* Problem details *
Copy out all the records, word for word.

Start of Material provided

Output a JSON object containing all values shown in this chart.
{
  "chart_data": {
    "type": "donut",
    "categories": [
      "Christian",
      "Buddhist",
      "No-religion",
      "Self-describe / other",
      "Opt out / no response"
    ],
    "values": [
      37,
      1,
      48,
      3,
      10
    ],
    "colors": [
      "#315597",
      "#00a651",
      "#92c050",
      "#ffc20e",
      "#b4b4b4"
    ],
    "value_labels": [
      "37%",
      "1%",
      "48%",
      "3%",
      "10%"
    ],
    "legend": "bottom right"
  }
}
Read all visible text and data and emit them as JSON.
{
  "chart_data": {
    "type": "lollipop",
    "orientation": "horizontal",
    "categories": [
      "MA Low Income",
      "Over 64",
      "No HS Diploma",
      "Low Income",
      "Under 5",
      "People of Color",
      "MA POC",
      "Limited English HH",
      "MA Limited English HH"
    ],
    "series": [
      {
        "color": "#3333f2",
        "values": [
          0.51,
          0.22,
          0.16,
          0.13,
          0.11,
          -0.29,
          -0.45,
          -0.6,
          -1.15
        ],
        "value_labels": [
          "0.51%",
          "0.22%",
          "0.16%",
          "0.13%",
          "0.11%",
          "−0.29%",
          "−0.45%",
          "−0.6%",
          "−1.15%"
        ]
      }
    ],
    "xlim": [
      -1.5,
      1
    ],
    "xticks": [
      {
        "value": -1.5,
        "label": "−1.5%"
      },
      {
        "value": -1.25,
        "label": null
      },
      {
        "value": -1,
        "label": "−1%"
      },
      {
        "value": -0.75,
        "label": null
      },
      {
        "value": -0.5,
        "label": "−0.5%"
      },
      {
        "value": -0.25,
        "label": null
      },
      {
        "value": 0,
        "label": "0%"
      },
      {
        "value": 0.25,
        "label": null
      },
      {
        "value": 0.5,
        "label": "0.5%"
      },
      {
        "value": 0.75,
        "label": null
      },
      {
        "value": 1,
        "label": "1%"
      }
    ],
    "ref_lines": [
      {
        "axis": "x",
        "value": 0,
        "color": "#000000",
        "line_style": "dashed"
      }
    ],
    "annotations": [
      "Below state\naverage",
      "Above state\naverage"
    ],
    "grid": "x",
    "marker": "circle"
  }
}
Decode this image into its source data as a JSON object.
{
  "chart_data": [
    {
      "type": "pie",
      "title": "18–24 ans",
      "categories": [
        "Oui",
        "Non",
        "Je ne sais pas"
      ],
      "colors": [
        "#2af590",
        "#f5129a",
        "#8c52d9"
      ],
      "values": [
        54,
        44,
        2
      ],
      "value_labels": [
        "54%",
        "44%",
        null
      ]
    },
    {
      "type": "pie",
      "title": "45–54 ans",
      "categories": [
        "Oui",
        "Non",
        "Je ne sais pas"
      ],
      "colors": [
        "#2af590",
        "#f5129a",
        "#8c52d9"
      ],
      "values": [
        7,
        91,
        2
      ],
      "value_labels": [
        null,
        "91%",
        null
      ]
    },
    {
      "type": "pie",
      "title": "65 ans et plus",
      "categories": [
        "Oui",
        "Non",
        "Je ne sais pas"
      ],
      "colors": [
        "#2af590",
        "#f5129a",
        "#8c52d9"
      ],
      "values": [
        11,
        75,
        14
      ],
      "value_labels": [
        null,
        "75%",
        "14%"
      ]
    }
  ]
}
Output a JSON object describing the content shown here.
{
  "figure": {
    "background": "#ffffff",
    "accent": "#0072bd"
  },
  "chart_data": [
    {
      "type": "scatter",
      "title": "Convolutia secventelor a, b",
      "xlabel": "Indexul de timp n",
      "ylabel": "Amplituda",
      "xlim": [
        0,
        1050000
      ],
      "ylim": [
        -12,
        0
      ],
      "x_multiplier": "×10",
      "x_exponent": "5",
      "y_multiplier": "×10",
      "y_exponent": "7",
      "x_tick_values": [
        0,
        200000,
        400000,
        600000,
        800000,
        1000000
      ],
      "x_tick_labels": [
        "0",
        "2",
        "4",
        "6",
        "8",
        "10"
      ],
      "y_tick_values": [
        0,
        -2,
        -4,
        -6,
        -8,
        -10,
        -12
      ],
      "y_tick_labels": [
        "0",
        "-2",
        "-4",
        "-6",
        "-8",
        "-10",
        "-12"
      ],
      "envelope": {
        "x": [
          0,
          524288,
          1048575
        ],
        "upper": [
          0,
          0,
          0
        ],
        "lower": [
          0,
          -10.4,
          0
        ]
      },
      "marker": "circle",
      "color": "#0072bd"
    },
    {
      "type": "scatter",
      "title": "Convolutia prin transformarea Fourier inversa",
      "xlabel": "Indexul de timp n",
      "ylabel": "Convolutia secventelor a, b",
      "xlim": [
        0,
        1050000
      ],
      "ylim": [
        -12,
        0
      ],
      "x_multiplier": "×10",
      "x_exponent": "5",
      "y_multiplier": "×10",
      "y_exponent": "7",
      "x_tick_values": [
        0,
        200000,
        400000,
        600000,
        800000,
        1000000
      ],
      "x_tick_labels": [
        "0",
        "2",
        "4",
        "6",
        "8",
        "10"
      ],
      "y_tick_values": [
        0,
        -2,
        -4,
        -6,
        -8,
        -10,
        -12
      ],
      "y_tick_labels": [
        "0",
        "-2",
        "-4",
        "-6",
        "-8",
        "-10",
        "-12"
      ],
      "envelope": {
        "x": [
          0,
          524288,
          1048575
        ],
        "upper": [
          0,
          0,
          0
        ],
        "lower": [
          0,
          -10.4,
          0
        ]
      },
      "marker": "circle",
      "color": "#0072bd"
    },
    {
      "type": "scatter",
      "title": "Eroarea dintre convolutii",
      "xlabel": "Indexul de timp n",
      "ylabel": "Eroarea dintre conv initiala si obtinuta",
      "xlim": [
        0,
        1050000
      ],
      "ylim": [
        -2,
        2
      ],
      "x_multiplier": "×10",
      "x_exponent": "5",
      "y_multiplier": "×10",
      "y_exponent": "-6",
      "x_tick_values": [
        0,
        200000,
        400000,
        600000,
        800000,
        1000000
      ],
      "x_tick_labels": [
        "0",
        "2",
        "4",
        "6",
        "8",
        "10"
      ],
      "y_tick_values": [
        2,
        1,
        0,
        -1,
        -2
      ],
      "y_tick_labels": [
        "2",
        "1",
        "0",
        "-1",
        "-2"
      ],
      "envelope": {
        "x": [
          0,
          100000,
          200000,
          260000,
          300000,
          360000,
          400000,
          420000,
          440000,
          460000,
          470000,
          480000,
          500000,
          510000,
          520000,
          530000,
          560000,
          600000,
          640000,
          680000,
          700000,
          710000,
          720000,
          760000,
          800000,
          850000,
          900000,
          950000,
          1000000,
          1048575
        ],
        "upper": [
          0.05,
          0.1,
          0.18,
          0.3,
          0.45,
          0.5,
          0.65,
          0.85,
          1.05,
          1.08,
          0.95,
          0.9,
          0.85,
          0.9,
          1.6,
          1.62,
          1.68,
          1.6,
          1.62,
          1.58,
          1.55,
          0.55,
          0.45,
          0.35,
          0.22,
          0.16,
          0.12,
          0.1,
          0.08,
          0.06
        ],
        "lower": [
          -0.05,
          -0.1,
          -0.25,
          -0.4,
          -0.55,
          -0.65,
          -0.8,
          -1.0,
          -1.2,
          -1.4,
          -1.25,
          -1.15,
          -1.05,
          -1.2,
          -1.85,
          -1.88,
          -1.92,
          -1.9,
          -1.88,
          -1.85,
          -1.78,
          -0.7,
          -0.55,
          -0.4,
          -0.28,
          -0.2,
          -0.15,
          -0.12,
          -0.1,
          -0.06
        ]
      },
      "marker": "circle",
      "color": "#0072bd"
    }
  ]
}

End of Material provided

* Exercise response *
Output a JSON object containing all values shown in this chart.
{
  "chart_data": {
    "type": "donut",
    "categories": [
      "Christian",
      "Buddhist",
      "No-religion",
      "Self-describe / other",
      "Opt out / no response"
    ],
    "values": [
      37,
      1,
      48,
      3,
      10
    ],
    "colors": [
      "#315597",
      "#00a651",
      "#92c050",
      "#ffc20e",
      "#b4b4b4"
    ],
    "value_labels": [
      "37%",
      "1%",
      "48%",
      "3%",
      "10%"
    ],
    "legend": "bottom right"
  }
}
Read all visible text and data and emit them as JSON.
{
  "chart_data": {
    "type": "lollipop",
    "orientation": "horizontal",
    "categories": [
      "MA Low Income",
      "Over 64",
      "No HS Diploma",
      "Low Income",
      "Under 5",
      "People of Color",
      "MA POC",
      "Limited English HH",
      "MA Limited English HH"
    ],
    "series": [
      {
        "color": "#3333f2",
        "values": [
          0.51,
          0.22,
          0.16,
          0.13,
          0.11,
          -0.29,
          -0.45,
          -0.6,
          -1.15
        ],
        "value_labels": [
          "0.51%",
          "0.22%",
          "0.16%",
          "0.13%",
          "0.11%",
          "−0.29%",
          "−0.45%",
          "−0.6%",
          "−1.15%"
        ]
      }
    ],
    "xlim": [
      -1.5,
      1
    ],
    "xticks": [
      {
        "value": -1.5,
        "label": "−1.5%"
      },
      {
        "value": -1.25,
        "label": null
      },
      {
        "value": -1,
        "label": "−1%"
      },
      {
        "value": -0.75,
        "label": null
      },
      {
        "value": -0.5,
        "label": "−0.5%"
      },
      {
        "value": -0.25,
        "label": null
      },
      {
        "value": 0,
        "label": "0%"
      },
      {
        "value": 0.25,
        "label": null
      },
      {
        "value": 0.5,
        "label": "0.5%"
      },
      {
        "value": 0.75,
        "label": null
      },
      {
        "value": 1,
        "label": "1%"
      }
    ],
    "ref_lines": [
      {
        "axis": "x",
        "value": 0,
        "color": "#000000",
        "line_style": "dashed"
      }
    ],
    "annotations": [
      "Below state\naverage",
      "Above state\naverage"
    ],
    "grid": "x",
    "marker": "circle"
  }
}
Decode this image into its source data as a JSON object.
{
  "chart_data": [
    {
      "type": "pie",
      "title": "18–24 ans",
      "categories": [
        "Oui",
        "Non",
        "Je ne sais pas"
      ],
      "colors": [
        "#2af590",
        "#f5129a",
        "#8c52d9"
      ],
      "values": [
        54,
        44,
        2
      ],
      "value_labels": [
        "54%",
        "44%",
        null
      ]
    },
    {
      "type": "pie",
      "title": "45–54 ans",
      "categories": [
        "Oui",
        "Non",
        "Je ne sais pas"
      ],
      "colors": [
        "#2af590",
        "#f5129a",
        "#8c52d9"
      ],
      "values": [
        7,
        91,
        2
      ],
      "value_labels": [
        null,
        "91%",
        null
      ]
    },
    {
      "type": "pie",
      "title": "65 ans et plus",
      "categories": [
        "Oui",
        "Non",
        "Je ne sais pas"
      ],
      "colors": [
        "#2af590",
        "#f5129a",
        "#8c52d9"
      ],
      "values": [
        11,
        75,
        14
      ],
      "value_labels": [
        null,
        "75%",
        "14%"
      ]
    }
  ]
}
Output a JSON object describing the content shown here.
{
  "figure": {
    "background": "#ffffff",
    "accent": "#0072bd"
  },
  "chart_data": [
    {
      "type": "scatter",
      "title": "Convolutia secventelor a, b",
      "xlabel": "Indexul de timp n",
      "ylabel": "Amplituda",
      "xlim": [
        0,
        1050000
      ],
      "ylim": [
        -12,
        0
      ],
      "x_multiplier": "×10",
      "x_exponent": "5",
      "y_multiplier": "×10",
      "y_exponent": "7",
      "x_tick_values": [
        0,
        200000,
        400000,
        600000,
        800000,
        1000000
      ],
      "x_tick_labels": [
        "0",
        "2",
        "4",
        "6",
        "8",
        "10"
      ],
      "y_tick_values": [
        0,
        -2,
        -4,
        -6,
        -8,
        -10,
        -12
      ],
      "y_tick_labels": [
        "0",
        "-2",
        "-4",
        "-6",
        "-8",
        "-10",
        "-12"
      ],
      "envelope": {
        "x": [
          0,
          524288,
          1048575
        ],
        "upper": [
          0,
          0,
          0
        ],
        "lower": [
          0,
          -10.4,
          0
        ]
      },
      "marker": "circle",
      "color": "#0072bd"
    },
    {
      "type": "scatter",
      "title": "Convolutia prin transformarea Fourier inversa",
      "xlabel": "Indexul de timp n",
      "ylabel": "Convolutia secventelor a, b",
      "xlim": [
        0,
        1050000
      ],
      "ylim": [
        -12,
        0
      ],
      "x_multiplier": "×10",
      "x_exponent": "5",
      "y_multiplier": "×10",
      "y_exponent": "7",
      "x_tick_values": [
        0,
        200000,
        400000,
        600000,
        800000,
        1000000
      ],
      "x_tick_labels": [
        "0",
        "2",
        "4",
        "6",
        "8",
        "10"
      ],
      "y_tick_values": [
        0,
        -2,
        -4,
        -6,
        -8,
        -10,
        -12
      ],
      "y_tick_labels": [
        "0",
        "-2",
        "-4",
        "-6",
        "-8",
        "-10",
        "-12"
      ],
      "envelope": {
        "x": [
          0,
          524288,
          1048575
        ],
        "upper": [
          0,
          0,
          0
        ],
        "lower": [
          0,
          -10.4,
          0
        ]
      },
      "marker": "circle",
      "color": "#0072bd"
    },
    {
      "type": "scatter",
      "title": "Eroarea dintre convolutii",
      "xlabel": "Indexul de timp n",
      "ylabel": "Eroarea dintre conv initiala si obtinuta",
      "xlim": [
        0,
        1050000
      ],
      "ylim": [
        -2,
        2
      ],
      "x_multiplier": "×10",
      "x_exponent": "5",
      "y_multiplier": "×10",
      "y_exponent": "-6",
      "x_tick_values": [
        0,
        200000,
        400000,
        600000,
        800000,
        1000000
      ],
      "x_tick_labels": [
        "0",
        "2",
        "4",
        "6",
        "8",
        "10"
      ],
      "y_tick_values": [
        2,
        1,
        0,
        -1,
        -2
      ],
      "y_tick_labels": [
        "2",
        "1",
        "0",
        "-1",
        "-2"
      ],
      "envelope": {
        "x": [
          0,
          100000,
          200000,
          260000,
          300000,
          360000,
          400000,
          420000,
          440000,
          460000,
          470000,
          480000,
          500000,
          510000,
          520000,
          530000,
          560000,
          600000,
          640000,
          680000,
          700000,
          710000,
          720000,
          760000,
          800000,
          850000,
          900000,
          950000,
          1000000,
          1048575
        ],
        "upper": [
          0.05,
          0.1,
          0.18,
          0.3,
          0.45,
          0.5,
          0.65,
          0.85,
          1.05,
          1.08,
          0.95,
          0.9,
          0.85,
          0.9,
          1.6,
          1.62,
          1.68,
          1.6,
          1.62,
          1.58,
          1.55,
          0.55,
          0.45,
          0.35,
          0.22,
          0.16,
          0.12,
          0.1,
          0.08,
          0.06
        ],
        "lower": [
          -0.05,
          -0.1,
          -0.25,
          -0.4,
          -0.55,
          -0.65,
          -0.8,
          -1.0,
          -1.2,
          -1.4,
          -1.25,
          -1.15,
          -1.05,
          -1.2,
          -1.85,
          -1.88,
          -1.92,
          -1.9,
          -1.88,
          -1.85,
          -1.78,
          -0.7,
          -0.55,
          -0.4,
          -0.28,
          -0.2,
          -0.15,
          -0.12,
          -0.1,
          -0.06
        ]
      },
      "marker": "circle",
      "color": "#0072bd"
    }
  ]
}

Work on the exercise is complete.